======== Data for processing

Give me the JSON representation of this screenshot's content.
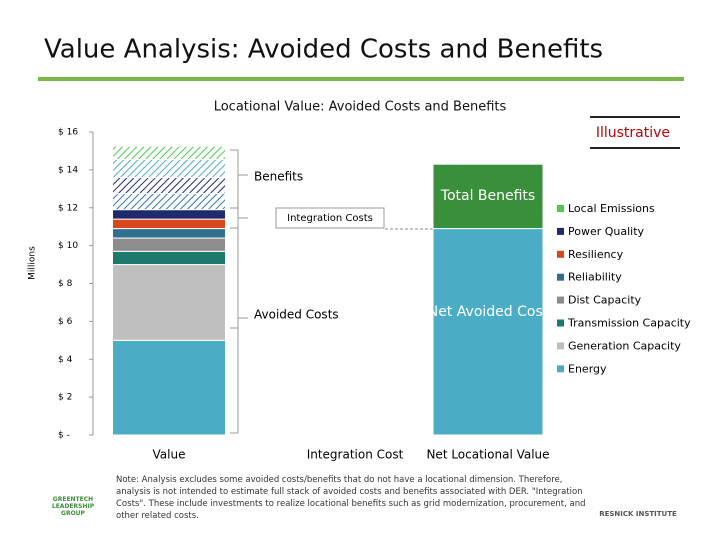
{
  "header": {
    "title": "Value Analysis: Avoided Costs and Benefits"
  },
  "chart_data": {
    "type": "bar",
    "stacked": true,
    "title": "Locational Value: Avoided Costs and Benefits",
    "badge": "Illustrative",
    "ylabel": "Millions",
    "categories": [
      "Value",
      "Integration Cost",
      "Net Locational Value"
    ],
    "ylim": [
      0,
      16
    ],
    "yticks": [
      {
        "value": 0,
        "label": "$ -"
      },
      {
        "value": 2,
        "label": "$ 2"
      },
      {
        "value": 4,
        "label": "$ 4"
      },
      {
        "value": 6,
        "label": "$ 6"
      },
      {
        "value": 8,
        "label": "$ 8"
      },
      {
        "value": 10,
        "label": "$ 10"
      },
      {
        "value": 12,
        "label": "$ 12"
      },
      {
        "value": 14,
        "label": "$ 14"
      },
      {
        "value": 16,
        "label": "$ 16"
      }
    ],
    "series": [
      {
        "name": "Energy",
        "color": "#4bacc6",
        "values": [
          5,
          null,
          null
        ]
      },
      {
        "name": "Generation Capacity",
        "color": "#bfbfbf",
        "values": [
          4,
          null,
          null
        ]
      },
      {
        "name": "Transmission Capacity",
        "color": "#1b7a6b",
        "values": [
          0.7,
          null,
          null
        ]
      },
      {
        "name": "Dist Capacity",
        "color": "#8c8c8c",
        "values": [
          0.7,
          null,
          null
        ]
      },
      {
        "name": "Reliability",
        "color": "#2e6f8e",
        "values": [
          0.5,
          null,
          null
        ]
      },
      {
        "name": "Resiliency",
        "color": "#d9481c",
        "values": [
          0.5,
          null,
          null
        ]
      },
      {
        "name": "Power Quality",
        "color": "#1f2a6e",
        "values": [
          0.5,
          null,
          null
        ]
      },
      {
        "name": "Local Emissions",
        "color": "#4ecb4e",
        "values": [
          null,
          null,
          null
        ]
      }
    ],
    "benefit_segments": [
      {
        "color": "#2e75b6",
        "values": [
          0.85,
          null,
          null
        ]
      },
      {
        "color": "#1f2a6e",
        "values": [
          0.85,
          null,
          null
        ]
      },
      {
        "color": "#4bacc6",
        "values": [
          0.95,
          null,
          null
        ]
      },
      {
        "color": "#4ecb4e",
        "values": [
          0.7,
          null,
          null
        ]
      }
    ],
    "blocks": [
      {
        "name": "Net Avoided Cost",
        "color": "#4bacc6",
        "values": [
          null,
          null,
          10.9
        ]
      },
      {
        "name": "Total Benefits",
        "color": "#3a8f3a",
        "values": [
          null,
          null,
          3.4
        ]
      }
    ],
    "annotations": [
      "Benefits",
      "Integration Costs",
      "Avoided Costs"
    ],
    "note": "Note: Analysis excludes some avoided costs/benefits that do not have a locational dimension. Therefore, analysis is not intended to estimate full stack of avoided costs and benefits associated with DER. \"Integration Costs\". These include investments to realize locational benefits such as grid modernization, procurement, and other related costs."
  },
  "logos": [
    "GREENTECH LEADERSHIP GROUP",
    "RESNICK INSTITUTE"
  ]
}
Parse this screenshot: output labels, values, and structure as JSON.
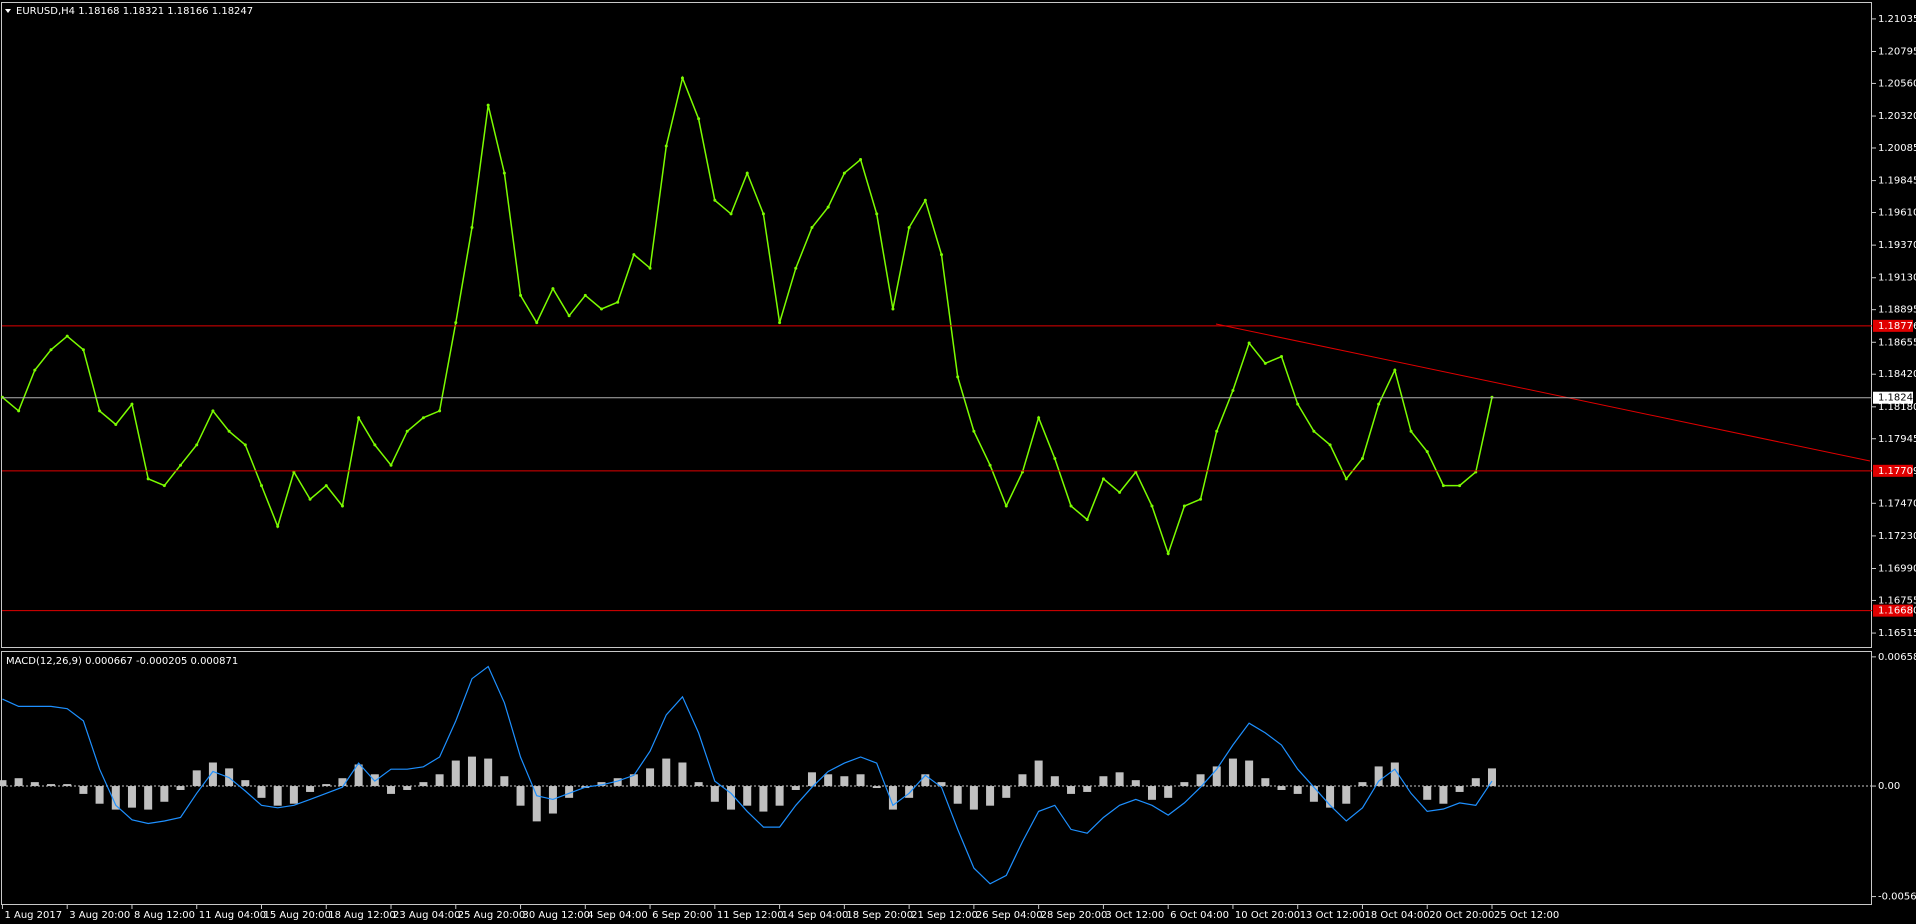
{
  "header": {
    "symbol_info": "EURUSD,H4  1.18168 1.18321 1.18166 1.18247"
  },
  "time_axis": [
    "1 Aug 2017",
    "3 Aug 20:00",
    "8 Aug 12:00",
    "11 Aug 04:00",
    "15 Aug 20:00",
    "18 Aug 12:00",
    "23 Aug 04:00",
    "25 Aug 20:00",
    "30 Aug 12:00",
    "4 Sep 04:00",
    "6 Sep 20:00",
    "11 Sep 12:00",
    "14 Sep 04:00",
    "18 Sep 20:00",
    "21 Sep 12:00",
    "26 Sep 04:00",
    "28 Sep 20:00",
    "3 Oct 12:00",
    "6 Oct 04:00",
    "10 Oct 20:00",
    "13 Oct 12:00",
    "18 Oct 04:00",
    "20 Oct 20:00",
    "25 Oct 12:00"
  ],
  "chart_data": [
    {
      "type": "line",
      "color": "#7cfc00",
      "values": [
        1.1825,
        1.1815,
        1.1845,
        1.186,
        1.187,
        1.186,
        1.1815,
        1.1805,
        1.182,
        1.1765,
        1.176,
        1.1775,
        1.179,
        1.1815,
        1.18,
        1.179,
        1.176,
        1.173,
        1.177,
        1.175,
        1.176,
        1.1745,
        1.181,
        1.179,
        1.1775,
        1.18,
        1.181,
        1.1815,
        1.188,
        1.195,
        1.204,
        1.199,
        1.19,
        1.188,
        1.1905,
        1.1885,
        1.19,
        1.189,
        1.1895,
        1.193,
        1.192,
        1.201,
        1.206,
        1.203,
        1.197,
        1.196,
        1.199,
        1.196,
        1.188,
        1.192,
        1.195,
        1.1965,
        1.199,
        1.2,
        1.196,
        1.189,
        1.195,
        1.197,
        1.193,
        1.184,
        1.18,
        1.1775,
        1.1745,
        1.177,
        1.181,
        1.178,
        1.1745,
        1.1735,
        1.1765,
        1.1755,
        1.177,
        1.1745,
        1.171,
        1.1745,
        1.175,
        1.18,
        1.183,
        1.1865,
        1.185,
        1.1855,
        1.182,
        1.18,
        1.179,
        1.1765,
        1.178,
        1.182,
        1.1845,
        1.18,
        1.1785,
        1.176,
        1.176,
        1.177,
        1.1825
      ],
      "ylim": [
        1.16405,
        1.21152
      ],
      "yticks": [
        1.21035,
        1.20795,
        {
          "value": 1.2056,
          "label": "1.20560"
        },
        {
          "value": 1.2032,
          "label": "1.20320"
        },
        1.20085,
        1.19845,
        {
          "value": 1.1961,
          "label": "1.19610"
        },
        {
          "value": 1.1937,
          "label": "1.19370"
        },
        {
          "value": 1.1913,
          "label": "1.19130"
        },
        1.18895,
        1.18655,
        {
          "value": 1.1842,
          "label": "1.18420"
        },
        {
          "value": 1.1818,
          "label": "1.18180"
        },
        1.17945,
        {
          "value": 1.1747,
          "label": "1.17470"
        },
        {
          "value": 1.1723,
          "label": "1.17230"
        },
        {
          "value": 1.1699,
          "label": "1.16990"
        },
        1.16755,
        1.16515
      ],
      "levels": [
        1.18776,
        1.17709,
        {
          "value": 1.1668,
          "label": "1.16680"
        }
      ],
      "current_price": 1.18247
    },
    {
      "type": "macd",
      "title": "MACD(12,26,9) 0.000667 -0.000205 0.000871",
      "histogram_color": "#c0c0c0",
      "line_color": "#1e90ff",
      "histogram": [
        0.0003,
        0.0004,
        0.0002,
        0.0001,
        0.0001,
        -0.0004,
        -0.0009,
        -0.0012,
        -0.0011,
        -0.0012,
        -0.0008,
        -0.0002,
        0.0008,
        0.0012,
        0.0009,
        0.0003,
        -0.0006,
        -0.001,
        -0.0009,
        -0.0003,
        0.0001,
        0.0004,
        0.0011,
        0.0006,
        -0.0004,
        -0.0002,
        0.0002,
        0.0006,
        0.0013,
        0.0015,
        0.0014,
        0.0005,
        -0.001,
        -0.0018,
        -0.0014,
        -0.0006,
        -0.0001,
        0.0002,
        0.0004,
        0.0006,
        0.0009,
        0.0014,
        0.0012,
        0.0002,
        -0.0008,
        -0.0012,
        -0.001,
        -0.0013,
        -0.001,
        -0.0002,
        0.0007,
        0.0006,
        0.0005,
        0.0006,
        -0.0001,
        -0.0012,
        -0.0006,
        0.0006,
        0.0002,
        -0.0009,
        -0.0012,
        -0.001,
        -0.0006,
        0.0006,
        0.0013,
        0.0005,
        -0.0004,
        -0.0003,
        0.0005,
        0.0007,
        0.0003,
        -0.0007,
        -0.0006,
        0.0002,
        0.0006,
        0.001,
        0.0014,
        0.0013,
        0.0004,
        -0.0002,
        -0.0004,
        -0.0008,
        -0.0011,
        -0.0009,
        0.0002,
        0.001,
        0.0012,
        0,
        -0.0007,
        -0.0009,
        -0.0003,
        0.0004,
        0.0009
      ],
      "macd": [
        0.00443,
        0.00406,
        0.00406,
        0.00406,
        0.00394,
        0.00332,
        0.00086,
        -0.00098,
        -0.00172,
        -0.00191,
        -0.00178,
        -0.0016,
        -0.00037,
        0.00074,
        0.00043,
        -0.00025,
        -0.00098,
        -0.00111,
        -0.00098,
        -0.00068,
        -0.00037,
        -6e-05,
        0.00117,
        0.00025,
        0.00086,
        0.00086,
        0.00098,
        0.00148,
        0.00332,
        0.00547,
        0.00609,
        0.00424,
        0.00148,
        -0.00049,
        -0.00068,
        -0.00037,
        -6e-05,
        6e-05,
        0.00025,
        0.00055,
        0.00178,
        0.00363,
        0.00455,
        0.00271,
        0.00025,
        -0.00037,
        -0.00129,
        -0.00209,
        -0.00209,
        -0.00098,
        -6e-05,
        0.00074,
        0.00117,
        0.00148,
        0.00117,
        -0.00098,
        -0.00037,
        0.00055,
        -6e-05,
        -0.00221,
        -0.00418,
        -0.00498,
        -0.00455,
        -0.00283,
        -0.00129,
        -0.00098,
        -0.00221,
        -0.0024,
        -0.0016,
        -0.00098,
        -0.00068,
        -0.00098,
        -0.00148,
        -0.00086,
        -6e-05,
        0.00086,
        0.00209,
        0.0032,
        0.00271,
        0.00209,
        0.00086,
        -6e-05,
        -0.00098,
        -0.00178,
        -0.00111,
        0.00025,
        0.00086,
        -0.00037,
        -0.00129,
        -0.00117,
        -0.00086,
        -0.00098,
        0.00025
      ],
      "ylim": [
        -0.00606,
        0.00683
      ],
      "yticks": [
        0.006582,
        {
          "value": 0,
          "label": "0.00"
        },
        {
          "value": -0.00563,
          "label": "-0.00563"
        }
      ]
    }
  ]
}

================

Requirements: Consider the entries above and return each line with the string "title".

Reply to the task:
    "title": "Value Analysis: Avoided Costs and Benefits"
    "title": "Locational Value: Avoided Costs and Benefits",
      "title": "MACD(12,26,9) 0.000667 -0.000205 0.000871",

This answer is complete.